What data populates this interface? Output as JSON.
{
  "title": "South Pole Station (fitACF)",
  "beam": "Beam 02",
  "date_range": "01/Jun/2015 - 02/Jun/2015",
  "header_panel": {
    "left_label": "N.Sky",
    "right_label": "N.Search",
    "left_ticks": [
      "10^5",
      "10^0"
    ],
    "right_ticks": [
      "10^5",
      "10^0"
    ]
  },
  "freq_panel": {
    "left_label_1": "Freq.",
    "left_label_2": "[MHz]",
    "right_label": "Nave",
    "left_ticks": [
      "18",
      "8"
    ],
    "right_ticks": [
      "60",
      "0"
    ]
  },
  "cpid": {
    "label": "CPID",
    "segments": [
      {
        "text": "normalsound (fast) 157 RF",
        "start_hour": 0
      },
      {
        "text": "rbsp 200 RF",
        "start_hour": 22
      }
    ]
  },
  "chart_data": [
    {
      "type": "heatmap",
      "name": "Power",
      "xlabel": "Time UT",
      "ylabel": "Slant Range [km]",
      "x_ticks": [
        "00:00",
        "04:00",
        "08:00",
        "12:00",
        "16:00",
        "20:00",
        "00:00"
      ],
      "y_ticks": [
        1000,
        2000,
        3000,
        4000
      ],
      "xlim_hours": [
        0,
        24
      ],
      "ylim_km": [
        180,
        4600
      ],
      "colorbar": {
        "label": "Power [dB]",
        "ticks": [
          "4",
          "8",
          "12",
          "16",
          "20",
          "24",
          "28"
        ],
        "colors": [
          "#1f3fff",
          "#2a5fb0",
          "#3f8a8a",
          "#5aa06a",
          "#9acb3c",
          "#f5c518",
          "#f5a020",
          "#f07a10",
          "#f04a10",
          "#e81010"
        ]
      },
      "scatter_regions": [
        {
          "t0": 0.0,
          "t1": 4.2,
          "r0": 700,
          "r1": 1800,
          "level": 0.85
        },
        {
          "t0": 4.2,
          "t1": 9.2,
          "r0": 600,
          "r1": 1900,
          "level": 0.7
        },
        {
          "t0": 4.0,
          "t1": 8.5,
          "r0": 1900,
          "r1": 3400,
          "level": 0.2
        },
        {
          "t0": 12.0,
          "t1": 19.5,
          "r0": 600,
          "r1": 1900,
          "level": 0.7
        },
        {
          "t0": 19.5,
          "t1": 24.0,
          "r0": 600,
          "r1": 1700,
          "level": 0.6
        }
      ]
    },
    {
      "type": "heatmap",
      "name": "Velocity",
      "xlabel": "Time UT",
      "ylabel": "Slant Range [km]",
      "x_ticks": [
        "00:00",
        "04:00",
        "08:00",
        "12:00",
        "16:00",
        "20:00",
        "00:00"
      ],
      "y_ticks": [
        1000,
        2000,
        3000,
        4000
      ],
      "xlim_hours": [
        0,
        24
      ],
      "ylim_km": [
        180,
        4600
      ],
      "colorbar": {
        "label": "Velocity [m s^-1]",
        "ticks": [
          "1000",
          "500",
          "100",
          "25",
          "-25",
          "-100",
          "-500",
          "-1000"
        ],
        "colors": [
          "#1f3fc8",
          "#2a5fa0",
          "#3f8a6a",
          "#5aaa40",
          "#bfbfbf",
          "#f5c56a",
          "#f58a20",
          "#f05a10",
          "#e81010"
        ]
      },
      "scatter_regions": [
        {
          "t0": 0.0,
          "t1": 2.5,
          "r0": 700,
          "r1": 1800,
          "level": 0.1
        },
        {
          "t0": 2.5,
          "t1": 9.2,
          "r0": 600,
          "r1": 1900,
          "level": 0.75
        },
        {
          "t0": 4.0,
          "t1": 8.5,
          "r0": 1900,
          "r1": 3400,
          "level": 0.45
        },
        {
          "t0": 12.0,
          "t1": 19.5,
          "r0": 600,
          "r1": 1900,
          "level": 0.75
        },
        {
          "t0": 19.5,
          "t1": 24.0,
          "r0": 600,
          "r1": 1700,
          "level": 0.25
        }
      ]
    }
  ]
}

====

Write each line above out exactly.

FULL ANSWER |
What data populates this interface? Output as JSON.
{
  "title": "South Pole Station (fitACF)",
  "beam": "Beam 02",
  "date_range": "01/Jun/2015 - 02/Jun/2015",
  "header_panel": {
    "left_label": "N.Sky",
    "right_label": "N.Search",
    "left_ticks": [
      "10^5",
      "10^0"
    ],
    "right_ticks": [
      "10^5",
      "10^0"
    ]
  },
  "freq_panel": {
    "left_label_1": "Freq.",
    "left_label_2": "[MHz]",
    "right_label": "Nave",
    "left_ticks": [
      "18",
      "8"
    ],
    "right_ticks": [
      "60",
      "0"
    ]
  },
  "cpid": {
    "label": "CPID",
    "segments": [
      {
        "text": "normalsound (fast) 157 RF",
        "start_hour": 0
      },
      {
        "text": "rbsp 200 RF",
        "start_hour": 22
      }
    ]
  },
  "chart_data": [
    {
      "type": "heatmap",
      "name": "Power",
      "xlabel": "Time UT",
      "ylabel": "Slant Range [km]",
      "x_ticks": [
        "00:00",
        "04:00",
        "08:00",
        "12:00",
        "16:00",
        "20:00",
        "00:00"
      ],
      "y_ticks": [
        1000,
        2000,
        3000,
        4000
      ],
      "xlim_hours": [
        0,
        24
      ],
      "ylim_km": [
        180,
        4600
      ],
      "colorbar": {
        "label": "Power [dB]",
        "ticks": [
          "4",
          "8",
          "12",
          "16",
          "20",
          "24",
          "28"
        ],
        "colors": [
          "#1f3fff",
          "#2a5fb0",
          "#3f8a8a",
          "#5aa06a",
          "#9acb3c",
          "#f5c518",
          "#f5a020",
          "#f07a10",
          "#f04a10",
          "#e81010"
        ]
      },
      "scatter_regions": [
        {
          "t0": 0.0,
          "t1": 4.2,
          "r0": 700,
          "r1": 1800,
          "level": 0.85
        },
        {
          "t0": 4.2,
          "t1": 9.2,
          "r0": 600,
          "r1": 1900,
          "level": 0.7
        },
        {
          "t0": 4.0,
          "t1": 8.5,
          "r0": 1900,
          "r1": 3400,
          "level": 0.2
        },
        {
          "t0": 12.0,
          "t1": 19.5,
          "r0": 600,
          "r1": 1900,
          "level": 0.7
        },
        {
          "t0": 19.5,
          "t1": 24.0,
          "r0": 600,
          "r1": 1700,
          "level": 0.6
        }
      ]
    },
    {
      "type": "heatmap",
      "name": "Velocity",
      "xlabel": "Time UT",
      "ylabel": "Slant Range [km]",
      "x_ticks": [
        "00:00",
        "04:00",
        "08:00",
        "12:00",
        "16:00",
        "20:00",
        "00:00"
      ],
      "y_ticks": [
        1000,
        2000,
        3000,
        4000
      ],
      "xlim_hours": [
        0,
        24
      ],
      "ylim_km": [
        180,
        4600
      ],
      "colorbar": {
        "label": "Velocity [m s^-1]",
        "ticks": [
          "1000",
          "500",
          "100",
          "25",
          "-25",
          "-100",
          "-500",
          "-1000"
        ],
        "colors": [
          "#1f3fc8",
          "#2a5fa0",
          "#3f8a6a",
          "#5aaa40",
          "#bfbfbf",
          "#f5c56a",
          "#f58a20",
          "#f05a10",
          "#e81010"
        ]
      },
      "scatter_regions": [
        {
          "t0": 0.0,
          "t1": 2.5,
          "r0": 700,
          "r1": 1800,
          "level": 0.1
        },
        {
          "t0": 2.5,
          "t1": 9.2,
          "r0": 600,
          "r1": 1900,
          "level": 0.75
        },
        {
          "t0": 4.0,
          "t1": 8.5,
          "r0": 1900,
          "r1": 3400,
          "level": 0.45
        },
        {
          "t0": 12.0,
          "t1": 19.5,
          "r0": 600,
          "r1": 1900,
          "level": 0.75
        },
        {
          "t0": 19.5,
          "t1": 24.0,
          "r0": 600,
          "r1": 1700,
          "level": 0.25
        }
      ]
    }
  ]
}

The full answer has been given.